## REQUIREMENT
Copy the listing verbatim, excluding any images found in it.

## DATA
+++

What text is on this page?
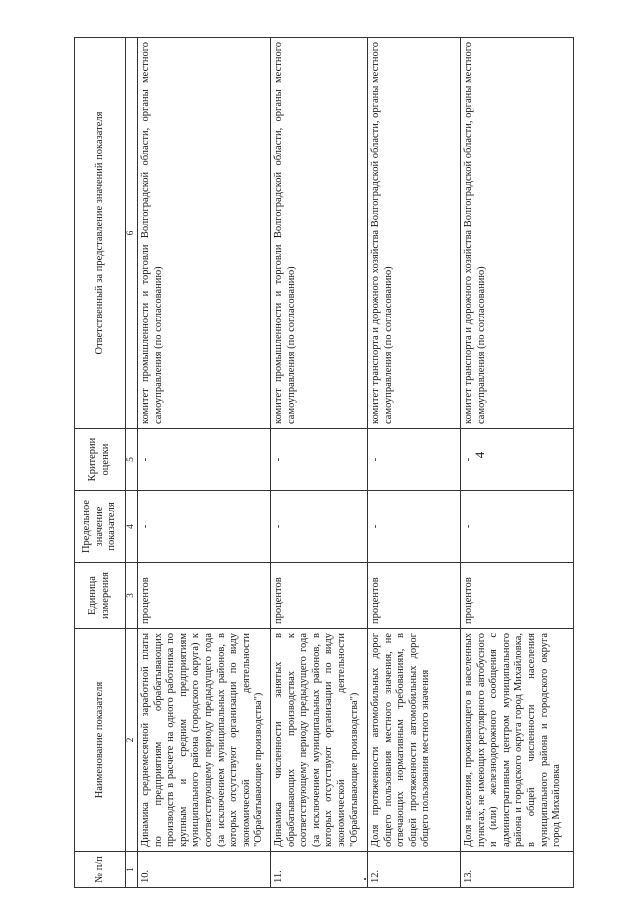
4
№ п/п	Наименование показателя	Единица измерения	Предельное значение показателя	Критерии оценки	Ответственный за представление значений показателя
1	2	3	4	5	6
10.	Динамика среднемесячной заработной платы по предприятиям обрабатывающих производств в расчете на одного работника по крупным и средним предприятиям муниципального района (городского округа) к соответствующему периоду предыдущего года (за исключением муниципальных районов, в которых отсутствуют организации по виду экономической деятельности "Обрабатывающие производства")	процентов	-	-	комитет промышленности и торговли Волгоградской области, органы местного самоуправления (по согласованию)
11.	Динамика численности занятых в обрабатывающих производствах к соответствующему периоду предыдущего года (за исключением муниципальных районов, в которых отсутствуют организации по виду экономической деятельности "Обрабатывающие производства")	процентов	-	-	комитет промышленности и торговли Волгоградской области, органы местного самоуправления (по согласованию)
12.	Доля протяженности автомобильных дорог общего пользования местного значения, не отвечающих нормативным требованиям, в общей протяженности автомобильных дорог общего пользования местного значения	процентов	-	-	комитет транспорта и дорожного хозяйства Волгоградской области, органы местного самоуправления (по согласованию)
13.	Доля населения, проживающего в населенных пунктах, не имеющих регулярного автобусного и (или) железнодорожного сообщения с административным центром муниципального района и городского округа город Михайловка, в общей численности населения муниципального района и городского округа город Михайловка	процентов	-	-	комитет транспорта и дорожного хозяйства Волгоградской области, органы местного самоуправления (по согласованию)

+++

## REPLY TO THE TASK
What text is on this page?
4
№ п/п	Наименование показателя	Единица измерения	Предельное значение показателя	Критерии оценки	Ответственный за представление значений показателя
1	2	3	4	5	6
10.	Динамика среднемесячной заработной платы по предприятиям обрабатывающих производств в расчете на одного работника по крупным и средним предприятиям муниципального района (городского округа) к соответствующему периоду предыдущего года (за исключением муниципальных районов, в которых отсутствуют организации по виду экономической деятельности "Обрабатывающие производства")	процентов	-	-	комитет промышленности и торговли Волгоградской области, органы местного самоуправления (по согласованию)
11.	Динамика численности занятых в обрабатывающих производствах к соответствующему периоду предыдущего года (за исключением муниципальных районов, в которых отсутствуют организации по виду экономической деятельности "Обрабатывающие производства")	процентов	-	-	комитет промышленности и торговли Волгоградской области, органы местного самоуправления (по согласованию)
12.	Доля протяженности автомобильных дорог общего пользования местного значения, не отвечающих нормативным требованиям, в общей протяженности автомобильных дорог общего пользования местного значения	процентов	-	-	комитет транспорта и дорожного хозяйства Волгоградской области, органы местного самоуправления (по согласованию)
13.	Доля населения, проживающего в населенных пунктах, не имеющих регулярного автобусного и (или) железнодорожного сообщения с административным центром муниципального района и городского округа город Михайловка, в общей численности населения муниципального района и городского округа город Михайловка	процентов	-	-	комитет транспорта и дорожного хозяйства Волгоградской области, органы местного самоуправления (по согласованию)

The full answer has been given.